Saved entries
__________________________________________________
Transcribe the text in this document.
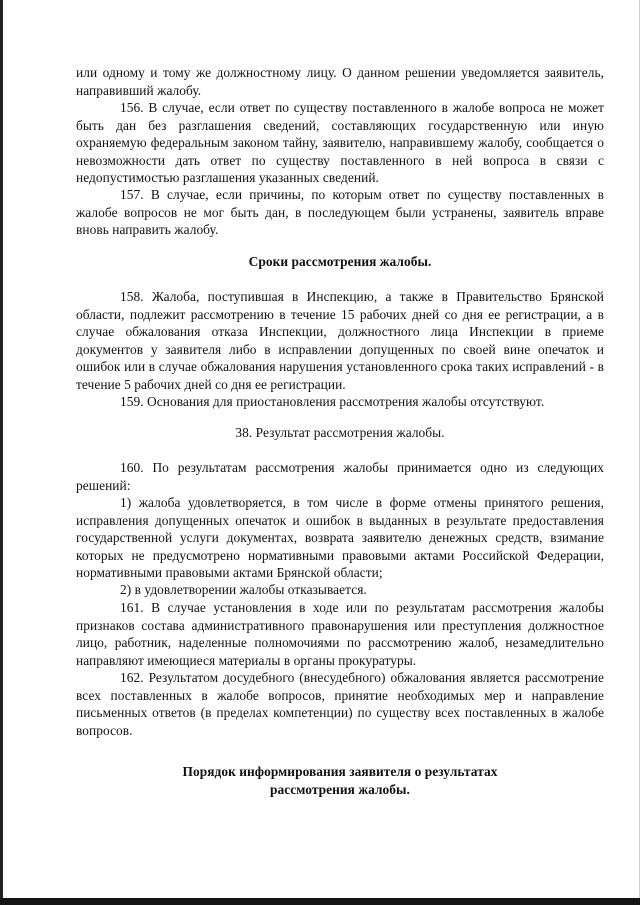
или одному и тому же должностному лицу. О данном решении уведомляется заявитель, направивший жалобу.

156. В случае, если ответ по существу поставленного в жалобе вопроса не может быть дан без разглашения сведений, составляющих государственную или иную охраняемую федеральным законом тайну, заявителю, направившему жалобу, сообщается о невозможности дать ответ по существу поставленного в ней вопроса в связи с недопустимостью разглашения указанных сведений.

157. В случае, если причины, по которым ответ по существу поставленных в жалобе вопросов не мог быть дан, в последующем были устранены, заявитель вправе вновь направить жалобу.

Сроки рассмотрения жалобы.

158. Жалоба, поступившая в Инспекцию, а также в Правительство Брянской области, подлежит рассмотрению в течение 15 рабочих дней со дня ее регистрации, а в случае обжалования отказа Инспекции, должностного лица Инспекции в приеме документов у заявителя либо в исправлении допущенных по своей вине опечаток и ошибок или в случае обжалования нарушения установленного срока таких исправлений - в течение 5 рабочих дней со дня ее регистрации.

159. Основания для приостановления рассмотрения жалобы отсутствуют.

38. Результат рассмотрения жалобы.

160. По результатам рассмотрения жалобы принимается одно из следующих решений:

1) жалоба удовлетворяется, в том числе в форме отмены принятого решения, исправления допущенных опечаток и ошибок в выданных в результате предоставления государственной услуги документах, возврата заявителю денежных средств, взимание которых не предусмотрено нормативными правовыми актами Российской Федерации, нормативными правовыми актами Брянской области;

2) в удовлетворении жалобы отказывается.

161. В случае установления в ходе или по результатам рассмотрения жалобы признаков состава административного правонарушения или преступления должностное лицо, работник, наделенные полномочиями по рассмотрению жалоб, незамедлительно направляют имеющиеся материалы в органы прокуратуры.

162. Результатом досудебного (внесудебного) обжалования является рассмотрение всех поставленных в жалобе вопросов, принятие необходимых мер и направление письменных ответов (в пределах компетенции) по существу всех поставленных в жалобе вопросов.

Порядок информирования заявителя о результатах

рассмотрения жалобы.
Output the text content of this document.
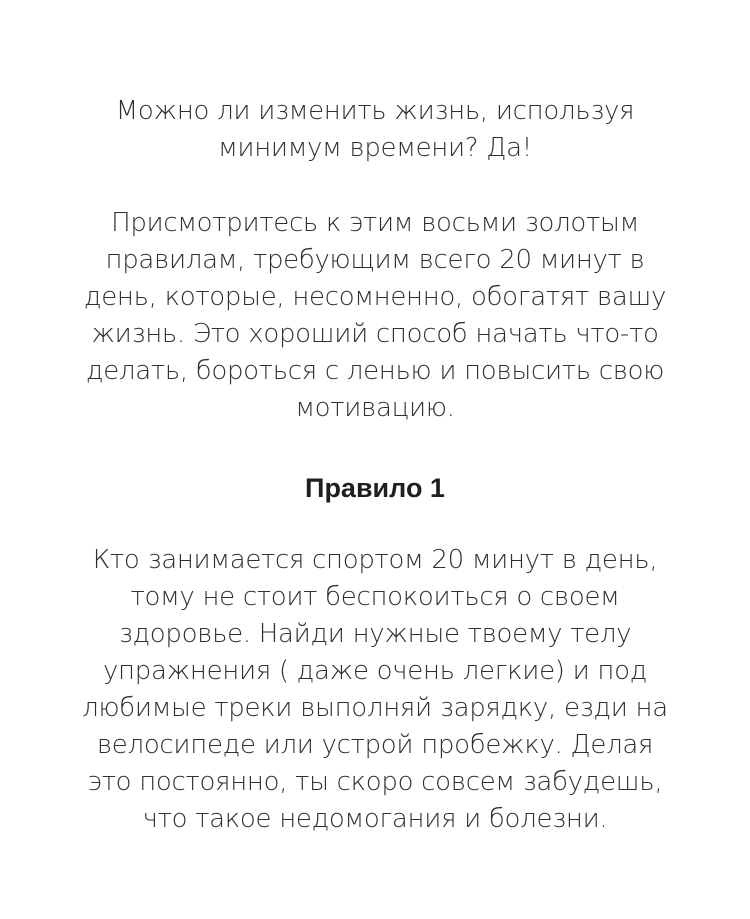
Можно ли изменить жизнь, используя
минимум времени? Да!
Присмотритесь к этим восьми золотым
правилам, требующим всего 20 минут в
день, которые, несомненно, обогатят вашу
жизнь. Это хороший способ начать что-то
делать, бороться с ленью и повысить свою
мотивацию.
Правило 1
Кто занимается спортом 20 минут в день,
тому не стоит беспокоиться о своем
здоровье. Найди нужные твоему телу
упражнения ( даже очень легкие) и под
любимые треки выполняй зарядку, езди на
велосипеде или устрой пробежку. Делая
это постоянно, ты скоро совсем забудешь,
что такое недомогания и болезни.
__________________________________________________
Give all the lines above again, character for character, without pictures.

Transcribe the text in this document.
или одному и тому же должностному лицу. О данном решении уведомляется заявитель, направивший жалобу.

156. В случае, если ответ по существу поставленного в жалобе вопроса не может быть дан без разглашения сведений, составляющих государственную или иную охраняемую федеральным законом тайну, заявителю, направившему жалобу, сообщается о невозможности дать ответ по существу поставленного в ней вопроса в связи с недопустимостью разглашения указанных сведений.

157. В случае, если причины, по которым ответ по существу поставленных в жалобе вопросов не мог быть дан, в последующем были устранены, заявитель вправе вновь направить жалобу.

Сроки рассмотрения жалобы.

158. Жалоба, поступившая в Инспекцию, а также в Правительство Брянской области, подлежит рассмотрению в течение 15 рабочих дней со дня ее регистрации, а в случае обжалования отказа Инспекции, должностного лица Инспекции в приеме документов у заявителя либо в исправлении допущенных по своей вине опечаток и ошибок или в случае обжалования нарушения установленного срока таких исправлений - в течение 5 рабочих дней со дня ее регистрации.

159. Основания для приостановления рассмотрения жалобы отсутствуют.

38. Результат рассмотрения жалобы.

160. По результатам рассмотрения жалобы принимается одно из следующих решений:

1) жалоба удовлетворяется, в том числе в форме отмены принятого решения, исправления допущенных опечаток и ошибок в выданных в результате предоставления государственной услуги документах, возврата заявителю денежных средств, взимание которых не предусмотрено нормативными правовыми актами Российской Федерации, нормативными правовыми актами Брянской области;

2) в удовлетворении жалобы отказывается.

161. В случае установления в ходе или по результатам рассмотрения жалобы признаков состава административного правонарушения или преступления должностное лицо, работник, наделенные полномочиями по рассмотрению жалоб, незамедлительно направляют имеющиеся материалы в органы прокуратуры.

162. Результатом досудебного (внесудебного) обжалования является рассмотрение всех поставленных в жалобе вопросов, принятие необходимых мер и направление письменных ответов (в пределах компетенции) по существу всех поставленных в жалобе вопросов.

Порядок информирования заявителя о результатах

рассмотрения жалобы.
Output the text content of this document.
Можно ли изменить жизнь, используя
минимум времени? Да!
Присмотритесь к этим восьми золотым
правилам, требующим всего 20 минут в
день, которые, несомненно, обогатят вашу
жизнь. Это хороший способ начать что-то
делать, бороться с ленью и повысить свою
мотивацию.
Правило 1
Кто занимается спортом 20 минут в день,
тому не стоит беспокоиться о своем
здоровье. Найди нужные твоему телу
упражнения ( даже очень легкие) и под
любимые треки выполняй зарядку, езди на
велосипеде или устрой пробежку. Делая
это постоянно, ты скоро совсем забудешь,
что такое недомогания и болезни.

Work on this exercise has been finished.